*Requirements:* You are to retype all of the data exactly as it appears.

*Extracted entries:*
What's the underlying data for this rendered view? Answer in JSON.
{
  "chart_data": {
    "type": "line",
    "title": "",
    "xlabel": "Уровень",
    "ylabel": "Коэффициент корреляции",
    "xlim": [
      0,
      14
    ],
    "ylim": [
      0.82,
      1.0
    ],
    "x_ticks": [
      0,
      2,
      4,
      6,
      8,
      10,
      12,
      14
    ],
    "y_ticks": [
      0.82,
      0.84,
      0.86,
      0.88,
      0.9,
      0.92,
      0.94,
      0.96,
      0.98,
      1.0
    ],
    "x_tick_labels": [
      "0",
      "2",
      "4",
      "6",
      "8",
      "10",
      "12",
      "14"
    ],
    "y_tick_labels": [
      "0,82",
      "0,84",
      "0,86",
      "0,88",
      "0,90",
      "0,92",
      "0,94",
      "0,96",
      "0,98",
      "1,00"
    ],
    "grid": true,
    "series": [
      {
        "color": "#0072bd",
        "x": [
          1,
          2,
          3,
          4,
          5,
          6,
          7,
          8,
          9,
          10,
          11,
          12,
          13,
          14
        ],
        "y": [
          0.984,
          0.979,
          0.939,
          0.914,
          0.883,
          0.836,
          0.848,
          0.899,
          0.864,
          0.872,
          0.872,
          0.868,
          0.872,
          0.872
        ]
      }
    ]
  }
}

*Reply to the task:*
What's the underlying data for this rendered view? Answer in JSON.
{
  "chart_data": {
    "type": "line",
    "title": "",
    "xlabel": "Уровень",
    "ylabel": "Коэффициент корреляции",
    "xlim": [
      0,
      14
    ],
    "ylim": [
      0.82,
      1.0
    ],
    "x_ticks": [
      0,
      2,
      4,
      6,
      8,
      10,
      12,
      14
    ],
    "y_ticks": [
      0.82,
      0.84,
      0.86,
      0.88,
      0.9,
      0.92,
      0.94,
      0.96,
      0.98,
      1.0
    ],
    "x_tick_labels": [
      "0",
      "2",
      "4",
      "6",
      "8",
      "10",
      "12",
      "14"
    ],
    "y_tick_labels": [
      "0,82",
      "0,84",
      "0,86",
      "0,88",
      "0,90",
      "0,92",
      "0,94",
      "0,96",
      "0,98",
      "1,00"
    ],
    "grid": true,
    "series": [
      {
        "color": "#0072bd",
        "x": [
          1,
          2,
          3,
          4,
          5,
          6,
          7,
          8,
          9,
          10,
          11,
          12,
          13,
          14
        ],
        "y": [
          0.984,
          0.979,
          0.939,
          0.914,
          0.883,
          0.836,
          0.848,
          0.899,
          0.864,
          0.872,
          0.872,
          0.868,
          0.872,
          0.872
        ]
      }
    ]
  }
}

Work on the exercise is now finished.